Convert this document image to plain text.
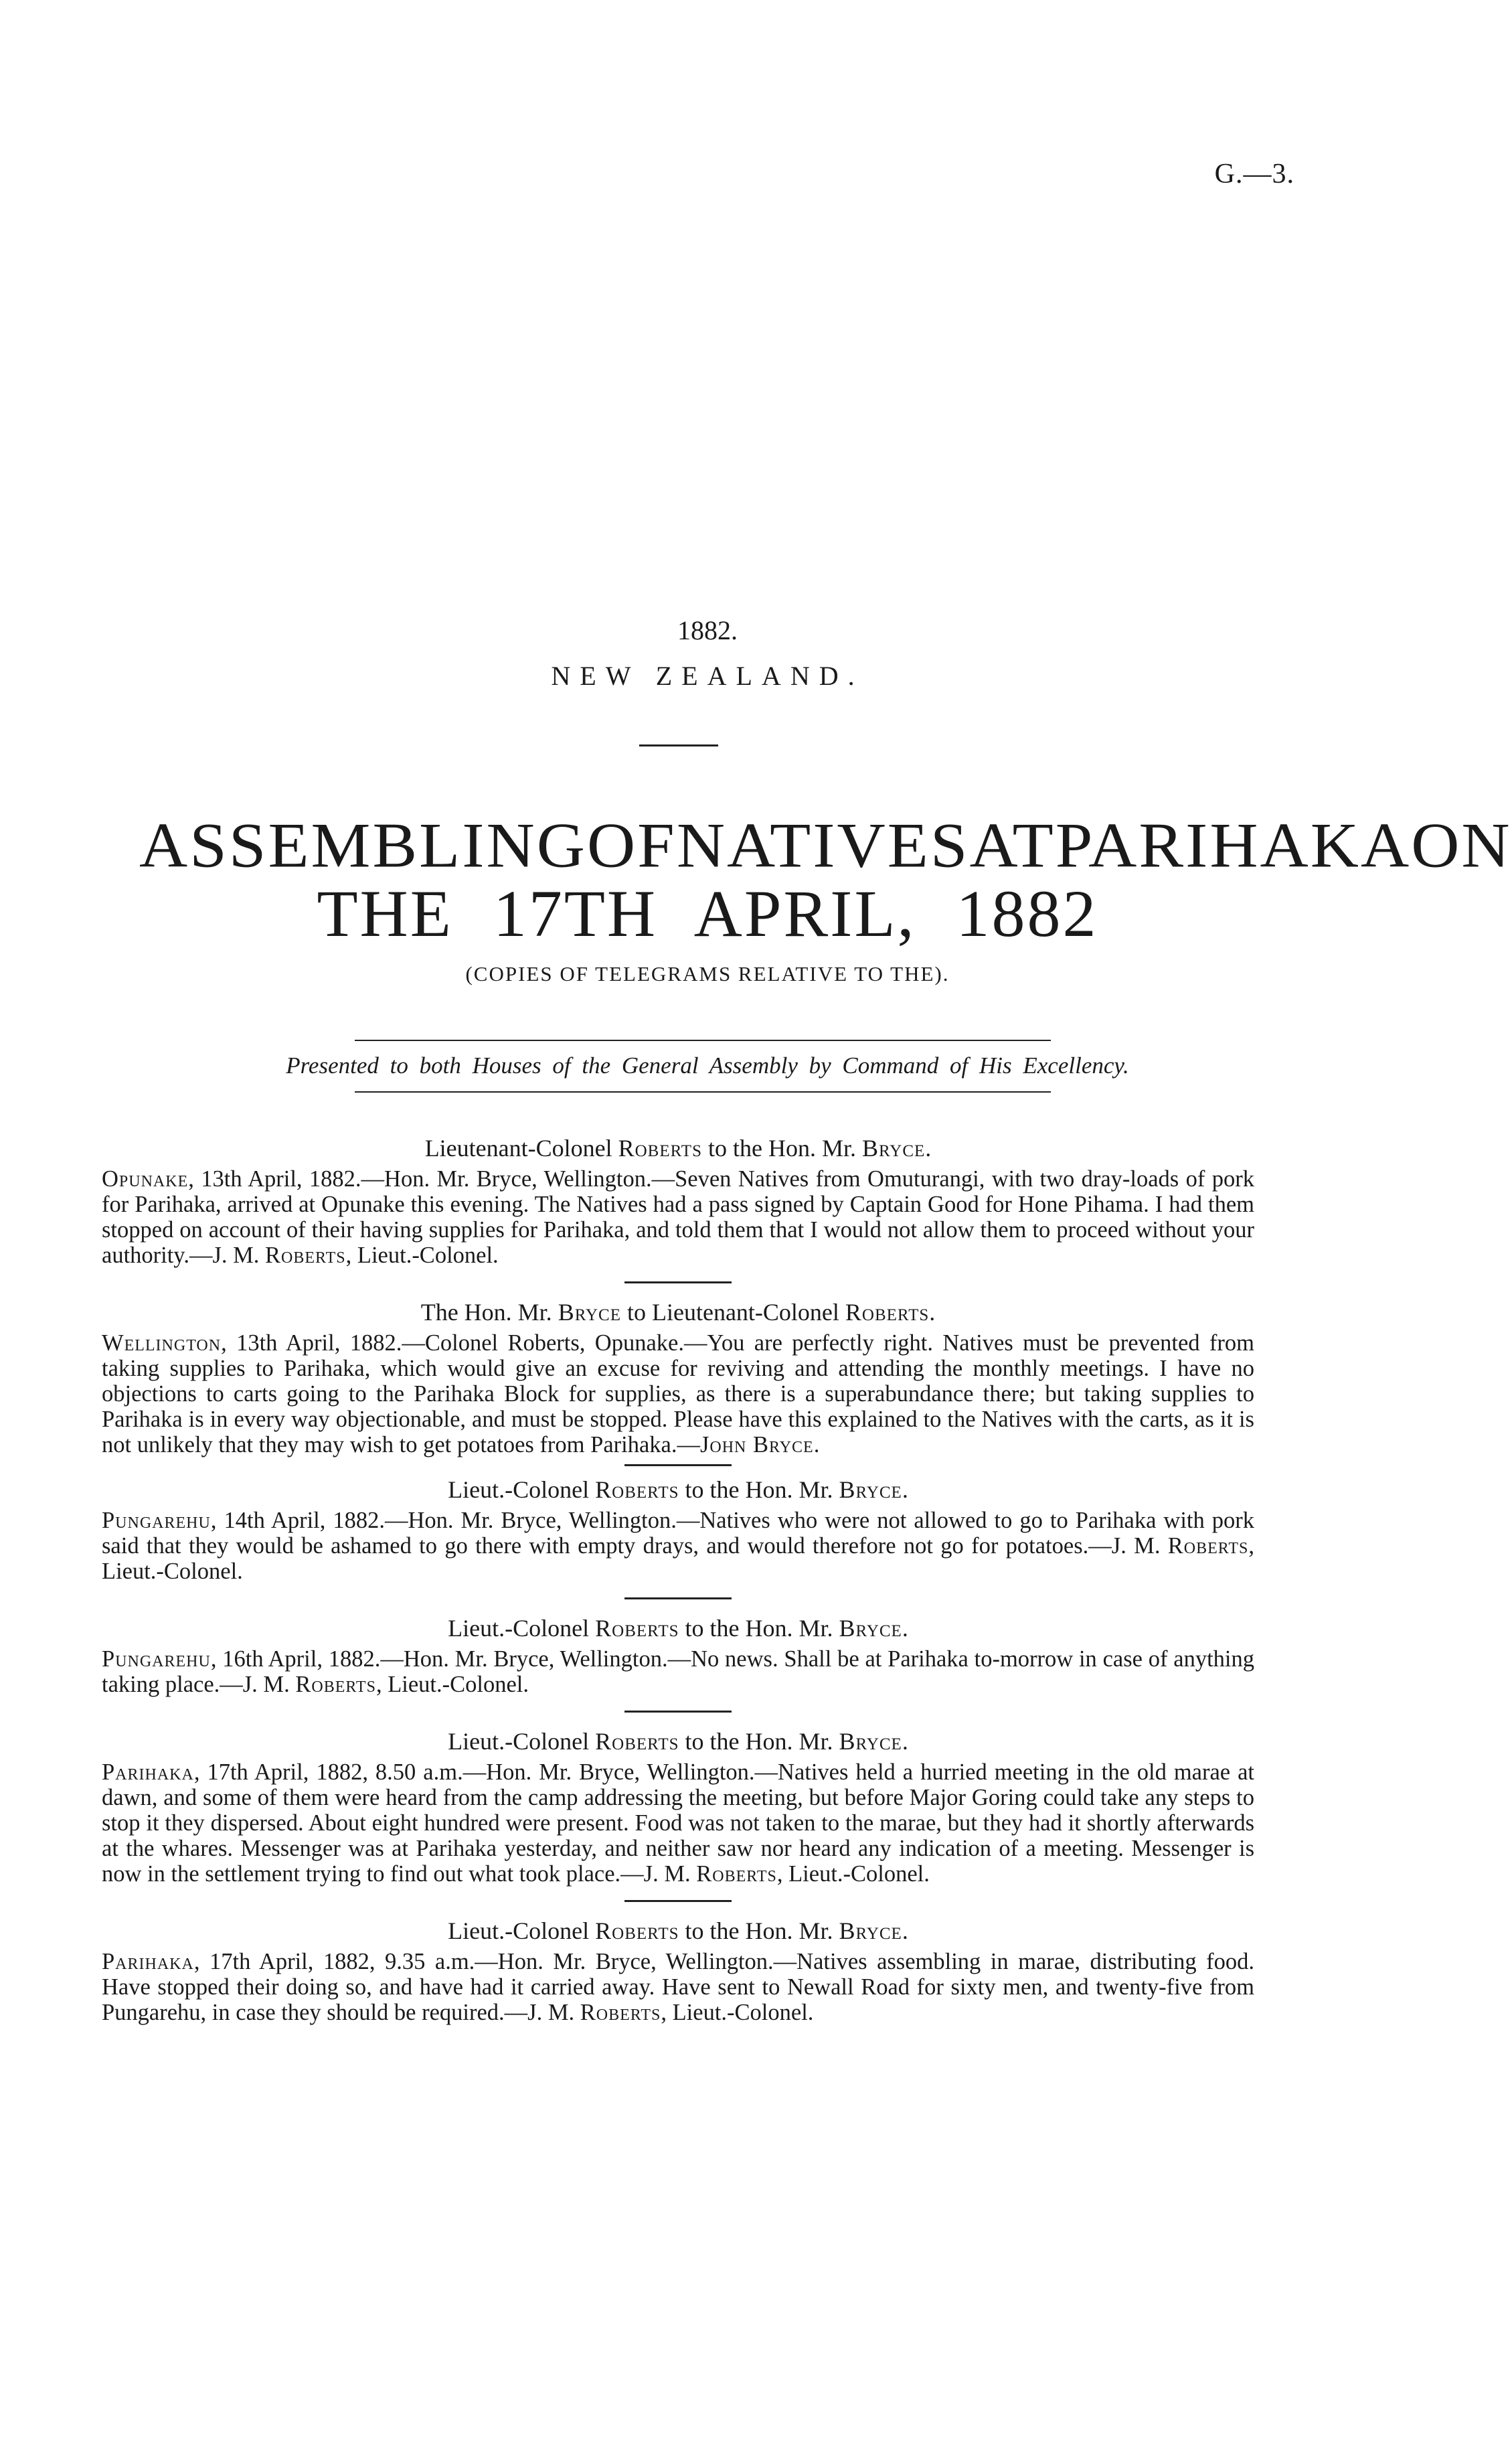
G.—3.
1882.
NEW ZEALAND.
ASSEMBLING OF NATIVES AT PARIHAKA ON
THE 17TH APRIL, 1882
(COPIES OF TELEGRAMS RELATIVE TO THE).
Presented to both Houses of the General Assembly by Command of His Excellency.
Lieutenant-Colonel Roberts to the Hon. Mr. Bryce.
Opunake, 13th April, 1882.—Hon. Mr. Bryce, Wellington.—Seven Natives from Omuturangi, with two dray-loads of pork for Parihaka, arrived at Opunake this evening. The Natives had a pass signed by Captain Good for Hone Pihama. I had them stopped on account of their having supplies for Parihaka, and told them that I would not allow them to proceed without your authority.—J. M. Roberts, Lieut.-Colonel.
The Hon. Mr. Bryce to Lieutenant-Colonel Roberts.
Wellington, 13th April, 1882.—Colonel Roberts, Opunake.—You are perfectly right. Natives must be prevented from taking supplies to Parihaka, which would give an excuse for reviving and attending the monthly meetings. I have no objections to carts going to the Parihaka Block for supplies, as there is a superabundance there; but taking supplies to Parihaka is in every way objectionable, and must be stopped. Please have this explained to the Natives with the carts, as it is not unlikely that they may wish to get potatoes from Parihaka.—John Bryce.
Lieut.-Colonel Roberts to the Hon. Mr. Bryce.
Pungarehu, 14th April, 1882.—Hon. Mr. Bryce, Wellington.—Natives who were not allowed to go to Parihaka with pork said that they would be ashamed to go there with empty drays, and would therefore not go for potatoes.—J. M. Roberts, Lieut.-Colonel.
Lieut.-Colonel Roberts to the Hon. Mr. Bryce.
Pungarehu, 16th April, 1882.—Hon. Mr. Bryce, Wellington.—No news. Shall be at Parihaka to-morrow in case of anything taking place.—J. M. Roberts, Lieut.-Colonel.
Lieut.-Colonel Roberts to the Hon. Mr. Bryce.
Parihaka, 17th April, 1882, 8.50 a.m.—Hon. Mr. Bryce, Wellington.—Natives held a hurried meeting in the old marae at dawn, and some of them were heard from the camp addressing the meeting, but before Major Goring could take any steps to stop it they dispersed. About eight hundred were present. Food was not taken to the marae, but they had it shortly afterwards at the whares. Messenger was at Parihaka yesterday, and neither saw nor heard any indication of a meeting. Messenger is now in the settlement trying to find out what took place.—J. M. Roberts, Lieut.-Colonel.
Lieut.-Colonel Roberts to the Hon. Mr. Bryce.
Parihaka, 17th April, 1882, 9.35 a.m.—Hon. Mr. Bryce, Wellington.—Natives assembling in marae, distributing food. Have stopped their doing so, and have had it carried away. Have sent to Newall Road for sixty men, and twenty-five from Pungarehu, in case they should be required.—J. M. Roberts, Lieut.-Colonel.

········

## Task objective
Each entry should be repeated exactly as it appears; the pictures stay out.

## Reply to the task
Convert this document image to plain text.
G.—3.
1882.
NEW ZEALAND.
ASSEMBLING OF NATIVES AT PARIHAKA ON
THE 17TH APRIL, 1882
(COPIES OF TELEGRAMS RELATIVE TO THE).
Presented to both Houses of the General Assembly by Command of His Excellency.
Lieutenant-Colonel Roberts to the Hon. Mr. Bryce.
Opunake, 13th April, 1882.—Hon. Mr. Bryce, Wellington.—Seven Natives from Omuturangi, with two dray-loads of pork for Parihaka, arrived at Opunake this evening. The Natives had a pass signed by Captain Good for Hone Pihama. I had them stopped on account of their having supplies for Parihaka, and told them that I would not allow them to proceed without your authority.—J. M. Roberts, Lieut.-Colonel.
The Hon. Mr. Bryce to Lieutenant-Colonel Roberts.
Wellington, 13th April, 1882.—Colonel Roberts, Opunake.—You are perfectly right. Natives must be prevented from taking supplies to Parihaka, which would give an excuse for reviving and attending the monthly meetings. I have no objections to carts going to the Parihaka Block for supplies, as there is a superabundance there; but taking supplies to Parihaka is in every way objectionable, and must be stopped. Please have this explained to the Natives with the carts, as it is not unlikely that they may wish to get potatoes from Parihaka.—John Bryce.
Lieut.-Colonel Roberts to the Hon. Mr. Bryce.
Pungarehu, 14th April, 1882.—Hon. Mr. Bryce, Wellington.—Natives who were not allowed to go to Parihaka with pork said that they would be ashamed to go there with empty drays, and would therefore not go for potatoes.—J. M. Roberts, Lieut.-Colonel.
Lieut.-Colonel Roberts to the Hon. Mr. Bryce.
Pungarehu, 16th April, 1882.—Hon. Mr. Bryce, Wellington.—No news. Shall be at Parihaka to-morrow in case of anything taking place.—J. M. Roberts, Lieut.-Colonel.
Lieut.-Colonel Roberts to the Hon. Mr. Bryce.
Parihaka, 17th April, 1882, 8.50 a.m.—Hon. Mr. Bryce, Wellington.—Natives held a hurried meeting in the old marae at dawn, and some of them were heard from the camp addressing the meeting, but before Major Goring could take any steps to stop it they dispersed. About eight hundred were present. Food was not taken to the marae, but they had it shortly afterwards at the whares. Messenger was at Parihaka yesterday, and neither saw nor heard any indication of a meeting. Messenger is now in the settlement trying to find out what took place.—J. M. Roberts, Lieut.-Colonel.
Lieut.-Colonel Roberts to the Hon. Mr. Bryce.
Parihaka, 17th April, 1882, 9.35 a.m.—Hon. Mr. Bryce, Wellington.—Natives assembling in marae, distributing food. Have stopped their doing so, and have had it carried away. Have sent to Newall Road for sixty men, and twenty-five from Pungarehu, in case they should be required.—J. M. Roberts, Lieut.-Colonel.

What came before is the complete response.